Extracted data entries:
>> BEGIN

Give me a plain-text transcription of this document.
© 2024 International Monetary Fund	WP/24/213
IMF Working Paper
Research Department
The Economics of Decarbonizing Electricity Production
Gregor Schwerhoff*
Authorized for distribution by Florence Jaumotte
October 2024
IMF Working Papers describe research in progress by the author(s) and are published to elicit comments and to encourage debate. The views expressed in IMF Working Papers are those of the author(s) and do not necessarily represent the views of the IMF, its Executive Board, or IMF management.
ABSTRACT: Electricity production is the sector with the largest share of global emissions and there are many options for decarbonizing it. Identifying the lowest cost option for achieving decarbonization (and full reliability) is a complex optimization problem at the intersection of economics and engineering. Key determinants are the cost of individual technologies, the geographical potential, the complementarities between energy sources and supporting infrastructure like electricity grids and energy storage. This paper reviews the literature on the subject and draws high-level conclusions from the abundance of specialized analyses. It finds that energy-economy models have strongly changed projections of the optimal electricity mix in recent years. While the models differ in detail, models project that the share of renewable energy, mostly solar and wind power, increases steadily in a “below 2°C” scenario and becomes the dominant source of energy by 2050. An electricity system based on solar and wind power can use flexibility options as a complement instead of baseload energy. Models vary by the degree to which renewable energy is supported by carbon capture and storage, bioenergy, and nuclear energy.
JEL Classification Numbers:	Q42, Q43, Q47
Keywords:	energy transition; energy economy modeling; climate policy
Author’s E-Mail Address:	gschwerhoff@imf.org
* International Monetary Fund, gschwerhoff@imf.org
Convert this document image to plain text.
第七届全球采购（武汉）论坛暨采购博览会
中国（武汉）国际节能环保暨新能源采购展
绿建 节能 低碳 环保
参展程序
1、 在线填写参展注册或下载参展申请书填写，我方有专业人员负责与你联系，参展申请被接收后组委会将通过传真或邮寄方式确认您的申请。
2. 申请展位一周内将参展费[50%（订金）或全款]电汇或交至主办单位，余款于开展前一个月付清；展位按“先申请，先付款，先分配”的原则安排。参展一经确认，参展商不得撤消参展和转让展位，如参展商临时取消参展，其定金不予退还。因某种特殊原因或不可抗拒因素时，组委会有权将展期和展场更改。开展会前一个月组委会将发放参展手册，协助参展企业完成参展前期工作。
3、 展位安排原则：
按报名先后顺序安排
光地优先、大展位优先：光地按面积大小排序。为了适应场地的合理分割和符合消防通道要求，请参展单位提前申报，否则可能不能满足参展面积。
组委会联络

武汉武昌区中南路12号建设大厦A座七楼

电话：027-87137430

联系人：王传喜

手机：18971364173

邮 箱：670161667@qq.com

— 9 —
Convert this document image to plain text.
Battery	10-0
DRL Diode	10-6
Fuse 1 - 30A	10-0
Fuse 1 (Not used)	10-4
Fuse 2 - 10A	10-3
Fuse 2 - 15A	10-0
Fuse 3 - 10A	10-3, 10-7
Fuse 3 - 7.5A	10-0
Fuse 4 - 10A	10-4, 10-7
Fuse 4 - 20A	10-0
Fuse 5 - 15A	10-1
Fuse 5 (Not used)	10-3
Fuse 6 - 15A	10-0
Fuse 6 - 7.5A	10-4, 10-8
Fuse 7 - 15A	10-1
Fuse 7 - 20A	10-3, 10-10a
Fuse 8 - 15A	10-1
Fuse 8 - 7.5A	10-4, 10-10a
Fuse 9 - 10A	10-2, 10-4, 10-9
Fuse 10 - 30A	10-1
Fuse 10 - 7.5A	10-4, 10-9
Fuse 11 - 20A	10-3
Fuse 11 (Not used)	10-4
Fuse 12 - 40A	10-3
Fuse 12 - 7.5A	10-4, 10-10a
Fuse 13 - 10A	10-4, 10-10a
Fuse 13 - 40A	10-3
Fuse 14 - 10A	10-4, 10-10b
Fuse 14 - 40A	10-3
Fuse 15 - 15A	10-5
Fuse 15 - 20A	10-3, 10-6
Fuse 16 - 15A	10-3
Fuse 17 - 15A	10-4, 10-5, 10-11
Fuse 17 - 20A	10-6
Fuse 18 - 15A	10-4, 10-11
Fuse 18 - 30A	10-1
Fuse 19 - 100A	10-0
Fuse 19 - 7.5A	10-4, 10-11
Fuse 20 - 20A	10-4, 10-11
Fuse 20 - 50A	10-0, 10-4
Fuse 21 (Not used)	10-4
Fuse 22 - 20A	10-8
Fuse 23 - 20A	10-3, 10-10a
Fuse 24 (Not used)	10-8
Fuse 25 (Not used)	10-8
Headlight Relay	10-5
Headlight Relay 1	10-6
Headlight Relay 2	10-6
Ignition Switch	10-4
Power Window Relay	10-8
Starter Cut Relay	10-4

>> END

* Requirement
The records above should be returned exactly.

* Exercise solution
Give me a plain-text transcription of this document.
© 2024 International Monetary Fund	WP/24/213
IMF Working Paper
Research Department
The Economics of Decarbonizing Electricity Production
Gregor Schwerhoff*
Authorized for distribution by Florence Jaumotte
October 2024
IMF Working Papers describe research in progress by the author(s) and are published to elicit comments and to encourage debate. The views expressed in IMF Working Papers are those of the author(s) and do not necessarily represent the views of the IMF, its Executive Board, or IMF management.
ABSTRACT: Electricity production is the sector with the largest share of global emissions and there are many options for decarbonizing it. Identifying the lowest cost option for achieving decarbonization (and full reliability) is a complex optimization problem at the intersection of economics and engineering. Key determinants are the cost of individual technologies, the geographical potential, the complementarities between energy sources and supporting infrastructure like electricity grids and energy storage. This paper reviews the literature on the subject and draws high-level conclusions from the abundance of specialized analyses. It finds that energy-economy models have strongly changed projections of the optimal electricity mix in recent years. While the models differ in detail, models project that the share of renewable energy, mostly solar and wind power, increases steadily in a “below 2°C” scenario and becomes the dominant source of energy by 2050. An electricity system based on solar and wind power can use flexibility options as a complement instead of baseload energy. Models vary by the degree to which renewable energy is supported by carbon capture and storage, bioenergy, and nuclear energy.
JEL Classification Numbers:	Q42, Q43, Q47
Keywords:	energy transition; energy economy modeling; climate policy
Author’s E-Mail Address:	gschwerhoff@imf.org
* International Monetary Fund, gschwerhoff@imf.org
Convert this document image to plain text.
第七届全球采购（武汉）论坛暨采购博览会
中国（武汉）国际节能环保暨新能源采购展
绿建 节能 低碳 环保
参展程序
1、 在线填写参展注册或下载参展申请书填写，我方有专业人员负责与你联系，参展申请被接收后组委会将通过传真或邮寄方式确认您的申请。
2. 申请展位一周内将参展费[50%（订金）或全款]电汇或交至主办单位，余款于开展前一个月付清；展位按“先申请，先付款，先分配”的原则安排。参展一经确认，参展商不得撤消参展和转让展位，如参展商临时取消参展，其定金不予退还。因某种特殊原因或不可抗拒因素时，组委会有权将展期和展场更改。开展会前一个月组委会将发放参展手册，协助参展企业完成参展前期工作。
3、 展位安排原则：
按报名先后顺序安排
光地优先、大展位优先：光地按面积大小排序。为了适应场地的合理分割和符合消防通道要求，请参展单位提前申报，否则可能不能满足参展面积。
组委会联络

武汉武昌区中南路12号建设大厦A座七楼

电话：027-87137430

联系人：王传喜

手机：18971364173

邮 箱：670161667@qq.com

— 9 —
Convert this document image to plain text.
Battery	10-0
DRL Diode	10-6
Fuse 1 - 30A	10-0
Fuse 1 (Not used)	10-4
Fuse 2 - 10A	10-3
Fuse 2 - 15A	10-0
Fuse 3 - 10A	10-3, 10-7
Fuse 3 - 7.5A	10-0
Fuse 4 - 10A	10-4, 10-7
Fuse 4 - 20A	10-0
Fuse 5 - 15A	10-1
Fuse 5 (Not used)	10-3
Fuse 6 - 15A	10-0
Fuse 6 - 7.5A	10-4, 10-8
Fuse 7 - 15A	10-1
Fuse 7 - 20A	10-3, 10-10a
Fuse 8 - 15A	10-1
Fuse 8 - 7.5A	10-4, 10-10a
Fuse 9 - 10A	10-2, 10-4, 10-9
Fuse 10 - 30A	10-1
Fuse 10 - 7.5A	10-4, 10-9
Fuse 11 - 20A	10-3
Fuse 11 (Not used)	10-4
Fuse 12 - 40A	10-3
Fuse 12 - 7.5A	10-4, 10-10a
Fuse 13 - 10A	10-4, 10-10a
Fuse 13 - 40A	10-3
Fuse 14 - 10A	10-4, 10-10b
Fuse 14 - 40A	10-3
Fuse 15 - 15A	10-5
Fuse 15 - 20A	10-3, 10-6
Fuse 16 - 15A	10-3
Fuse 17 - 15A	10-4, 10-5, 10-11
Fuse 17 - 20A	10-6
Fuse 18 - 15A	10-4, 10-11
Fuse 18 - 30A	10-1
Fuse 19 - 100A	10-0
Fuse 19 - 7.5A	10-4, 10-11
Fuse 20 - 20A	10-4, 10-11
Fuse 20 - 50A	10-0, 10-4
Fuse 21 (Not used)	10-4
Fuse 22 - 20A	10-8
Fuse 23 - 20A	10-3, 10-10a
Fuse 24 (Not used)	10-8
Fuse 25 (Not used)	10-8
Headlight Relay	10-5
Headlight Relay 1	10-6
Headlight Relay 2	10-6
Ignition Switch	10-4
Power Window Relay	10-8
Starter Cut Relay	10-4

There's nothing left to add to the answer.